● **PROBLEM DETAILS**
Please copy the listing exactly, from the line with "Patent image size: (1032, 652)." up to and including the line with "The exit pupil 250 is at (310, 500).".

● **Part of a data file**
● ● ● ● ●
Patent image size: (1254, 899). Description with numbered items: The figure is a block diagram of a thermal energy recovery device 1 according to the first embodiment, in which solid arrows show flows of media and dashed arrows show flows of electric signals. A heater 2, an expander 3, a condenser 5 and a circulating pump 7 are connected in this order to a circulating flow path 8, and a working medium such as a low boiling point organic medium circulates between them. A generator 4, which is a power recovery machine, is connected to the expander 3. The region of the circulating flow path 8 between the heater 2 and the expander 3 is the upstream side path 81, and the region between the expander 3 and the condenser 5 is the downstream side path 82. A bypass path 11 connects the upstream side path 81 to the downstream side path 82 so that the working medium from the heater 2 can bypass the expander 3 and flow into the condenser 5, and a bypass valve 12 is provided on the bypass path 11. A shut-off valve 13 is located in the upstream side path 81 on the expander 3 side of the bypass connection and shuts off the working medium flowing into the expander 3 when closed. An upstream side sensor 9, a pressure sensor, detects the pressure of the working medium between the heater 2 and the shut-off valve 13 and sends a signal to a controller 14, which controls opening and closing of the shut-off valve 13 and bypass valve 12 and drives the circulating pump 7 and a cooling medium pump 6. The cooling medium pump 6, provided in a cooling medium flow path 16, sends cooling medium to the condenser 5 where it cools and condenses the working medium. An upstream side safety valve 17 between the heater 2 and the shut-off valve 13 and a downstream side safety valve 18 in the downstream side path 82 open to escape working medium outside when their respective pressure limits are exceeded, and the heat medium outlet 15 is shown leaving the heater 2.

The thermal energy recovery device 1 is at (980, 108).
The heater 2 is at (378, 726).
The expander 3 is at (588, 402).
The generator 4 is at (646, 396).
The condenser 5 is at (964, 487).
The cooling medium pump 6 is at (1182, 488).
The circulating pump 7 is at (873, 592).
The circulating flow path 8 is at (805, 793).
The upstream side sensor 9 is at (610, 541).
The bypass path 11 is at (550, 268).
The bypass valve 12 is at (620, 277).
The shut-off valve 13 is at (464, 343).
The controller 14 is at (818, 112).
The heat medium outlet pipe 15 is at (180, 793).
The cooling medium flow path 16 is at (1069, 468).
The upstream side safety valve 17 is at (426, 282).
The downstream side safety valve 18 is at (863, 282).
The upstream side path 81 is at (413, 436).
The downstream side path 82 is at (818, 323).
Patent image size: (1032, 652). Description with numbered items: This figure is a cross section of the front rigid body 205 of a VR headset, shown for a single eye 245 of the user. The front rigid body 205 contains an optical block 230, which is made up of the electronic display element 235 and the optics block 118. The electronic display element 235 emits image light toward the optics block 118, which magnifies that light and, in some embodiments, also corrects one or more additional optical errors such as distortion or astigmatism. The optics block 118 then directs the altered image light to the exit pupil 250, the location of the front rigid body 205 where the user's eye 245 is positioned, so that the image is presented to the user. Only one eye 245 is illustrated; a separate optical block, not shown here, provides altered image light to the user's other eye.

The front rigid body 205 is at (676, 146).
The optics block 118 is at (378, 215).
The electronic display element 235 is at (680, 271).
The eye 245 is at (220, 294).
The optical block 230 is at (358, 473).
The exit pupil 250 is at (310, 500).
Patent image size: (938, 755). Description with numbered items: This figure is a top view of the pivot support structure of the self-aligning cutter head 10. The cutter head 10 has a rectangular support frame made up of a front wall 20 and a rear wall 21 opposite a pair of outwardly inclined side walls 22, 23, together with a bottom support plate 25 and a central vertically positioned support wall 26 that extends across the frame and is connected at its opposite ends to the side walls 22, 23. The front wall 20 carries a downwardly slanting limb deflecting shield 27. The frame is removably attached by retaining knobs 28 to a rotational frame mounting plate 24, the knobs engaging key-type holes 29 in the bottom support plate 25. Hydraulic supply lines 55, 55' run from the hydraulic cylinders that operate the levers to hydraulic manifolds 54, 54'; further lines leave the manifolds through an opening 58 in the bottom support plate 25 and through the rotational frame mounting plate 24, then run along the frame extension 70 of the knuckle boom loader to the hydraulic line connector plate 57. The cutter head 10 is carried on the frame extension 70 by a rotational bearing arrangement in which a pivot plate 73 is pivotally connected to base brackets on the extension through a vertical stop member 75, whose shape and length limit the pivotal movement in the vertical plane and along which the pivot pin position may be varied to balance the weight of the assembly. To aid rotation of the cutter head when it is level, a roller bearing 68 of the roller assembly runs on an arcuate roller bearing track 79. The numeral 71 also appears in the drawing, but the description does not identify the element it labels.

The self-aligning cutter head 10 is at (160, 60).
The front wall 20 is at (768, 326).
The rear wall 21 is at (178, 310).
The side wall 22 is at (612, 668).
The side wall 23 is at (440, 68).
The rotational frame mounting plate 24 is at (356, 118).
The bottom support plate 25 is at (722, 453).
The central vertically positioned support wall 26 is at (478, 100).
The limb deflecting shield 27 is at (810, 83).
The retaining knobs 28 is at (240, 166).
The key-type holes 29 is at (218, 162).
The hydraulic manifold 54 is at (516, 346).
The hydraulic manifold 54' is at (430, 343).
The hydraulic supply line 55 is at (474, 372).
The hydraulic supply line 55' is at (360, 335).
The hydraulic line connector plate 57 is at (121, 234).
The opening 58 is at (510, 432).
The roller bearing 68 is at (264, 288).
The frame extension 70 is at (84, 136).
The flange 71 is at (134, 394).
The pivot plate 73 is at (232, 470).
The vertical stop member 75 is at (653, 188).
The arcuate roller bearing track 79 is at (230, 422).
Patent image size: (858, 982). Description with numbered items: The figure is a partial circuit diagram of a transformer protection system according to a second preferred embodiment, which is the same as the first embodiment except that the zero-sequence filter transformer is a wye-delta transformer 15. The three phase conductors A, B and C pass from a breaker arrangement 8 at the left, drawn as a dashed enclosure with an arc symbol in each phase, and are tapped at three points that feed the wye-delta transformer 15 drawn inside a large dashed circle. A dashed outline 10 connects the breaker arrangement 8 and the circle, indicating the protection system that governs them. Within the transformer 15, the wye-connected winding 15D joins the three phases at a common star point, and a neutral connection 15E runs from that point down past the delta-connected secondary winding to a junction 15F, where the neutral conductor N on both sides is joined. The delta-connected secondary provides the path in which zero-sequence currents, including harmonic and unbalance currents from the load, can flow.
● ● ● ● ●
● **RESPONSE TO THIS EXERCISE**
Patent image size: (1032, 652). Description with numbered items: This figure is a cross section of the front rigid body 205 of a VR headset, shown for a single eye 245 of the user. The front rigid body 205 contains an optical block 230, which is made up of the electronic display element 235 and the optics block 118. The electronic display element 235 emits image light toward the optics block 118, which magnifies that light and, in some embodiments, also corrects one or more additional optical errors such as distortion or astigmatism. The optics block 118 then directs the altered image light to the exit pupil 250, the location of the front rigid body 205 where the user's eye 245 is positioned, so that the image is presented to the user. Only one eye 245 is illustrated; a separate optical block, not shown here, provides altered image light to the user's other eye.

The front rigid body 205 is at (676, 146).
The optics block 118 is at (378, 215).
The electronic display element 235 is at (680, 271).
The eye 245 is at (220, 294).
The optical block 230 is at (358, 473).
The exit pupil 250 is at (310, 500).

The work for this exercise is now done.